MATERIAL PROVIDED »

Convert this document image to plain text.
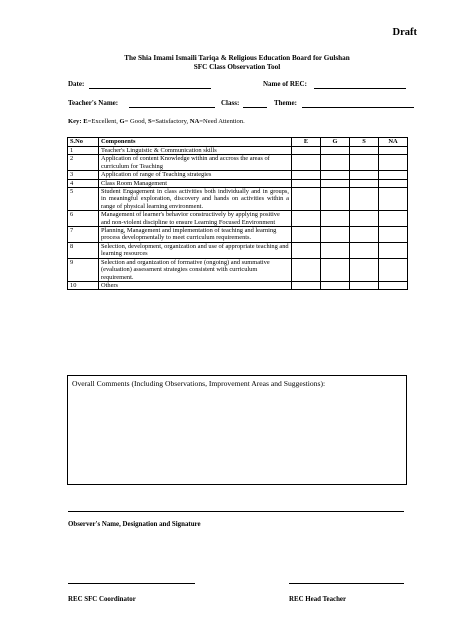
Draft
The Shia Imami Ismaili Tariqa & Religious Education Board for Gulshan
SFC Class Observation Tool
Date:	Name of REC:
Teacher's Name:	Class:	Theme:
Key: E=Excellent, G= Good, S=Satisfactory, NA=Need Attention.
S.No	Components		E	G	S	NA
1	Teacher's Linguistic & Communication skills					
2	Application of content Knowledge within and accross the areas of curriculum for Teaching					
3	Application of range of Teaching strategies					
4	Class Room Management					
5	Student Engagement in class activities both individually and in groups, in meaningful exploration, discovery and hands on activities within a range of physical learning environment.					
6	Management of learner's behavior constructively by applying positive and non-violent discipline to ensure Learning Focused Environment					
7	Planning, Management and implementation of teaching and learning process developmentally to meet curriculum requirements.					
8	Selection, development, organization and use of appropriate teaching and learning resources					
9	Selection and organization of formative (ongoing) and summative (evaluation) assessment strategies consistent with curriculum requirement.					
10	Others					
Overall Comments (Including Observations, Improvement Areas and Suggestions):
Observer's Name, Designation and Signature
REC SFC Coordinator	REC Head Teacher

TASK STATEMENT »
Wherever the word "range" occurs in a line of the listing, copy that line.

EXPECTED ANSWER »
3	Application of range of Teaching strategies					
5	Student Engagement in class activities both individually and in groups, in meaningful exploration, discovery and hands on activities within a range of physical learning environment.					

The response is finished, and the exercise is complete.